### Challenge
Work out how many lines in the data hold the word "septum", and reply with that number only.

— START Dataset —

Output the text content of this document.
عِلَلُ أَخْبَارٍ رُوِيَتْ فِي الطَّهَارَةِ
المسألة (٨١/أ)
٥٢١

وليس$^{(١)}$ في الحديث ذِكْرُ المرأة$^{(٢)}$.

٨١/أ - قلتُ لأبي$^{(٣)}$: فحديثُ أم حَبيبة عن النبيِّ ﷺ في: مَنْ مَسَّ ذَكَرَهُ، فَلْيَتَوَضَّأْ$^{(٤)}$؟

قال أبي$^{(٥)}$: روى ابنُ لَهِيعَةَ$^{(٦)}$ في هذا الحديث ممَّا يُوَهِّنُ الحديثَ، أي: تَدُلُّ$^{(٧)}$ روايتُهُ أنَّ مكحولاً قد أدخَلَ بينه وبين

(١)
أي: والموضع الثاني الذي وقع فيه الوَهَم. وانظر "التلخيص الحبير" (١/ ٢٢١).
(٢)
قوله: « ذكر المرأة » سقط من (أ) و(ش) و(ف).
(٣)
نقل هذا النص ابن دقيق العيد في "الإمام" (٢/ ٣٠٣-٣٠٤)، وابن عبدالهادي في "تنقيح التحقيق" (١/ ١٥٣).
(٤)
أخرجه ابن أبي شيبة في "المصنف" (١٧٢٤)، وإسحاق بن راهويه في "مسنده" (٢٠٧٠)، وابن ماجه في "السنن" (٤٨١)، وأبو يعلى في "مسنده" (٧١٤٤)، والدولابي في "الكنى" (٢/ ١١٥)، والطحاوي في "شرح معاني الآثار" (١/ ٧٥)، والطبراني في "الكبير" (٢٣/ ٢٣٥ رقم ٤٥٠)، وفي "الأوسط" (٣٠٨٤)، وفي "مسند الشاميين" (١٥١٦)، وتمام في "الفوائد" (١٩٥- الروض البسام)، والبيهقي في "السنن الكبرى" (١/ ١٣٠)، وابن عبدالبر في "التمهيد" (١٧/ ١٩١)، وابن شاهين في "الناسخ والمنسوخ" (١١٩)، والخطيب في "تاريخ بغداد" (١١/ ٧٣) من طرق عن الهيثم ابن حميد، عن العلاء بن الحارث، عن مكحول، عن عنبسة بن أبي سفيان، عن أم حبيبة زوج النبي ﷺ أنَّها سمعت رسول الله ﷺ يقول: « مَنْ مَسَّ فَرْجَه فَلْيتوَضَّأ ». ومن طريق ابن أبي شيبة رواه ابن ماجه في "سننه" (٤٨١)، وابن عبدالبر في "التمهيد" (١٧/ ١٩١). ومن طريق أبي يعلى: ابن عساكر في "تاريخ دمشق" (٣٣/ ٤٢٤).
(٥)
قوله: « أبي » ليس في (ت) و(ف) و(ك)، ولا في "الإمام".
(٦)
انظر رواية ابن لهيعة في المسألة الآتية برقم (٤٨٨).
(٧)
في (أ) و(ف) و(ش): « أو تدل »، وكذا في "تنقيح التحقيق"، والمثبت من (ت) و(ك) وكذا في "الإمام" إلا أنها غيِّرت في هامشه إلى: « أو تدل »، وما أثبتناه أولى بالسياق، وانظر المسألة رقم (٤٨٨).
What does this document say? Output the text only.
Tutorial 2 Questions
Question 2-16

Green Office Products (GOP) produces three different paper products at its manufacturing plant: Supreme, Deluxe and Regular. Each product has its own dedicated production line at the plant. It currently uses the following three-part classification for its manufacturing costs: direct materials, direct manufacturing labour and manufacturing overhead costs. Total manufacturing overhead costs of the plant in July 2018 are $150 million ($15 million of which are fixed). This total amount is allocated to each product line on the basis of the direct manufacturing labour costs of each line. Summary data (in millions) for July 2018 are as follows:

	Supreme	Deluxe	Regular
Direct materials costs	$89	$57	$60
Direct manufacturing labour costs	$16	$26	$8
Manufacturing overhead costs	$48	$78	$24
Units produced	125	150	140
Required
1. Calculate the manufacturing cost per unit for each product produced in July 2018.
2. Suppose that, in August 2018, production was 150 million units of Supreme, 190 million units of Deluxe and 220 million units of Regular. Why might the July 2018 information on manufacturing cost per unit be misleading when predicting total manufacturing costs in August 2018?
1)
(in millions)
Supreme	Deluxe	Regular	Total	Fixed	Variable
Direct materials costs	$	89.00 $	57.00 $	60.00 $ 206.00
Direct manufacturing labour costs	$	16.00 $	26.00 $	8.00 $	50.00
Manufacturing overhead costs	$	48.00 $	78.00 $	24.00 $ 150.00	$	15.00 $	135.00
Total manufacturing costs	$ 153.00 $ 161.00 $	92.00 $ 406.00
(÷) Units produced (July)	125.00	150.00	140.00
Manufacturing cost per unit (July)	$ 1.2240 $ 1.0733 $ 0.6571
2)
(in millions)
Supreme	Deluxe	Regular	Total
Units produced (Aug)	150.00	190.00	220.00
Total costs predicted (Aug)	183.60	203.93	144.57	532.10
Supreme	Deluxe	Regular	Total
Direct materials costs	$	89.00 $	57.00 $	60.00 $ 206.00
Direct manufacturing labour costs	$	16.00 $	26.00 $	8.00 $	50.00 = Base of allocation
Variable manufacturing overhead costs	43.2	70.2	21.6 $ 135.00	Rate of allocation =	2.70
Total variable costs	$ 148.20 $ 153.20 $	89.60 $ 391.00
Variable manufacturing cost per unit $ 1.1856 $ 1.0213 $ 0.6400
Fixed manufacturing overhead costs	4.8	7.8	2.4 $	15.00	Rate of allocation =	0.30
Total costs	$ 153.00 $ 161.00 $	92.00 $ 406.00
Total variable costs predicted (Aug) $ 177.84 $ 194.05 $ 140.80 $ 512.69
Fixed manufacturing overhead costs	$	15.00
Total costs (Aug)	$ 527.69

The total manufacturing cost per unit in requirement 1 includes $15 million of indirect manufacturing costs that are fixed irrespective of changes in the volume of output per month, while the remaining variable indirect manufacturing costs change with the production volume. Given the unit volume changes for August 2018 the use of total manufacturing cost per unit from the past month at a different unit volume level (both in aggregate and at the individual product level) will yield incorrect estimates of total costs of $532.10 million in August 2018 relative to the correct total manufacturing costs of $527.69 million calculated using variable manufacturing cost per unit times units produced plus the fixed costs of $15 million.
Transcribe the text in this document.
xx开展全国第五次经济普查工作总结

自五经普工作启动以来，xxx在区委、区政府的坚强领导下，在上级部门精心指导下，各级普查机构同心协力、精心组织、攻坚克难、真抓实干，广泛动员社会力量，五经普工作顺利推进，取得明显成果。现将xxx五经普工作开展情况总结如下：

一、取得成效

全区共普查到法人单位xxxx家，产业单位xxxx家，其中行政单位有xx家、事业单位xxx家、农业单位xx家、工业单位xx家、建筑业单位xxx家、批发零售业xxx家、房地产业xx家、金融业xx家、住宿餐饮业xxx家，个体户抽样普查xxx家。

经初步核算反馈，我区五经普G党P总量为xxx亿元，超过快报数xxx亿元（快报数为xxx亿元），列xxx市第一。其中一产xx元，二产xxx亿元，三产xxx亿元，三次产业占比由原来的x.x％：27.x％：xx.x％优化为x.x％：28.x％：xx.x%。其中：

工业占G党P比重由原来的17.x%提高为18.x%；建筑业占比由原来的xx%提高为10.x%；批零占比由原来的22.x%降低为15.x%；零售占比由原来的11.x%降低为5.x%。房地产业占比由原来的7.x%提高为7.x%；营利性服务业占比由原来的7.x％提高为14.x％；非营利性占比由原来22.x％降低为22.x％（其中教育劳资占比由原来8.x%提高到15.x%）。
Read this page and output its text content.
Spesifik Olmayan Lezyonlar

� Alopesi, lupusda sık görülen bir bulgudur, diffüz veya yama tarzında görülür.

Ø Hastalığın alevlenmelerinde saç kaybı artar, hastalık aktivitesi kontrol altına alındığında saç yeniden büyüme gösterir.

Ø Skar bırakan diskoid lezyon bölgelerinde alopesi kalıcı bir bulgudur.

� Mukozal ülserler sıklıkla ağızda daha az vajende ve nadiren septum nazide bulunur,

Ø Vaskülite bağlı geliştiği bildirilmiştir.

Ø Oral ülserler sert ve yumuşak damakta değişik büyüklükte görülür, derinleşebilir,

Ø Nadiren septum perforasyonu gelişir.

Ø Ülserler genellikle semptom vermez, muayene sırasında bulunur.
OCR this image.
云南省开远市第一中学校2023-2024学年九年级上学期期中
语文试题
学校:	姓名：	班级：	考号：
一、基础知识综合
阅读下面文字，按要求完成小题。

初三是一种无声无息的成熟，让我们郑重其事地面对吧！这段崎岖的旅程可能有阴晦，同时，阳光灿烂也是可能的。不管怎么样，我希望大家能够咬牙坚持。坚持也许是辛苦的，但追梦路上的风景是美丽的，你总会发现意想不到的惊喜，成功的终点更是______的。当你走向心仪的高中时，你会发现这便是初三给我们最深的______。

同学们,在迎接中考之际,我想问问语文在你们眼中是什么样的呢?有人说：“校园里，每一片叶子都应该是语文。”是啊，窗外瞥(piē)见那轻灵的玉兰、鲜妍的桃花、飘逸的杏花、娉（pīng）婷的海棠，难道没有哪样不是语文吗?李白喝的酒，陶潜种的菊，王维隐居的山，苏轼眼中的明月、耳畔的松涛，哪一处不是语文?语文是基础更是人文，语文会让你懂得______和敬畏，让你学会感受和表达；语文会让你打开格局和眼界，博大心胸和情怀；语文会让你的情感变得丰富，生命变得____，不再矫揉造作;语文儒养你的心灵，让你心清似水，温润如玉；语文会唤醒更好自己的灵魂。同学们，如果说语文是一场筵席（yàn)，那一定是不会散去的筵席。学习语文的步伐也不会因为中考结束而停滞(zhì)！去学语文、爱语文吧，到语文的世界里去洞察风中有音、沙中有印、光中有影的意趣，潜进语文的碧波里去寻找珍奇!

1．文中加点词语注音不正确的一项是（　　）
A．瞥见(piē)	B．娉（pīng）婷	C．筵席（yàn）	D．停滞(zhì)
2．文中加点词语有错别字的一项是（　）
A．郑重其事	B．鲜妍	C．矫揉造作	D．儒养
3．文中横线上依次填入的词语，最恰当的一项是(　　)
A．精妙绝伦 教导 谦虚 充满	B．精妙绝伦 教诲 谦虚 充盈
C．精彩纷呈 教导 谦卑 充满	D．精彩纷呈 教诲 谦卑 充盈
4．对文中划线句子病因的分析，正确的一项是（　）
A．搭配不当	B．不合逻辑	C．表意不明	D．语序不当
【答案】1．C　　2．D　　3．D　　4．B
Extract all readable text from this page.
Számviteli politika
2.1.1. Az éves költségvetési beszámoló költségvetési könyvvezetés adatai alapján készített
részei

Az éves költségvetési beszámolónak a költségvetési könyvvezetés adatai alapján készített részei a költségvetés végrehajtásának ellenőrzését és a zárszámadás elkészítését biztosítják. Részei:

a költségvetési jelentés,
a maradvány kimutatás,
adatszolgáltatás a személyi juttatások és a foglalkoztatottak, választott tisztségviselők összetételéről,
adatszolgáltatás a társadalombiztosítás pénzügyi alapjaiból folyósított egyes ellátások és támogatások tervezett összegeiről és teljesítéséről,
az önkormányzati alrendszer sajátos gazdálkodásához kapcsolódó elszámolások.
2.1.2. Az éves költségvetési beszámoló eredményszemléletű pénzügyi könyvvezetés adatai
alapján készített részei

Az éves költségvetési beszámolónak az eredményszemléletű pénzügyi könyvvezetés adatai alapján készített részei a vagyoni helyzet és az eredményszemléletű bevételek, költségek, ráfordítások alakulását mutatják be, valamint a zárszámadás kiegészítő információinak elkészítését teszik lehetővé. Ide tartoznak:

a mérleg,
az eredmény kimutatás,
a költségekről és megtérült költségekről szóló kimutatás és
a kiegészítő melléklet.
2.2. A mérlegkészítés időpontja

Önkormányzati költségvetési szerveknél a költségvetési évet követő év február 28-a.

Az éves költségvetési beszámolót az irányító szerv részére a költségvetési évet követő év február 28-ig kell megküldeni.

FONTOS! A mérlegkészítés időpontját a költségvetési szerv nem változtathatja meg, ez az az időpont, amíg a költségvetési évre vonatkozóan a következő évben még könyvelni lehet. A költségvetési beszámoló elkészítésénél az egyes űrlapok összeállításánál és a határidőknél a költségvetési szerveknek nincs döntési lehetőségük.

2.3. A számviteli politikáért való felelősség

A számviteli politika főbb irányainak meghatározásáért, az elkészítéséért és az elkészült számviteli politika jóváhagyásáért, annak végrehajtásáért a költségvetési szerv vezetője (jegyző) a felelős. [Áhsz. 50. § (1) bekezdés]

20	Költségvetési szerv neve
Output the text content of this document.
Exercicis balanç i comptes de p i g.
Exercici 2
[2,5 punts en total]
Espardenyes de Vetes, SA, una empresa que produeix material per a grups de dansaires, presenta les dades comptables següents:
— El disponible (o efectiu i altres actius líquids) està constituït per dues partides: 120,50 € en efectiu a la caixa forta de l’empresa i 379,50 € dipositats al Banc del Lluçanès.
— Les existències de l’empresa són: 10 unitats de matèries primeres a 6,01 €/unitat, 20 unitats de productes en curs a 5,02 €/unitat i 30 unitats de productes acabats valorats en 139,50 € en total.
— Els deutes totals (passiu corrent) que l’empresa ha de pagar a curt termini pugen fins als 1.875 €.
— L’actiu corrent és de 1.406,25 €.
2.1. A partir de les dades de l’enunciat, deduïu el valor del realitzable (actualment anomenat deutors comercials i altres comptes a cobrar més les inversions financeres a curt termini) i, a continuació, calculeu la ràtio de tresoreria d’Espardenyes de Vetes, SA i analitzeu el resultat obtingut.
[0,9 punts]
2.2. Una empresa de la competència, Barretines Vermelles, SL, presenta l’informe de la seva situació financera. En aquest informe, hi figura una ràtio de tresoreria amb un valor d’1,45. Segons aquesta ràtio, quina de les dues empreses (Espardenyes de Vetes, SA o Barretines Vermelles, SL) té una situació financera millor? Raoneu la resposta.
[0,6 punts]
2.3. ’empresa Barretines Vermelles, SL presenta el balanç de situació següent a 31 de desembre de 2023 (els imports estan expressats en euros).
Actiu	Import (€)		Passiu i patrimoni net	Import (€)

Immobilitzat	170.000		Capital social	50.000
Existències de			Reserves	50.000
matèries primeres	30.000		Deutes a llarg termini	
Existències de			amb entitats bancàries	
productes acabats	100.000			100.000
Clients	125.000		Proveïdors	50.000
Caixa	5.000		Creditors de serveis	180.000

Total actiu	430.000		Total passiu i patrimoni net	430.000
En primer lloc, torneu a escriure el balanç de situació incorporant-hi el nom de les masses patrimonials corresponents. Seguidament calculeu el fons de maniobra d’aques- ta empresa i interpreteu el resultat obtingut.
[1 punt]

— END Dataset —

### Written response
2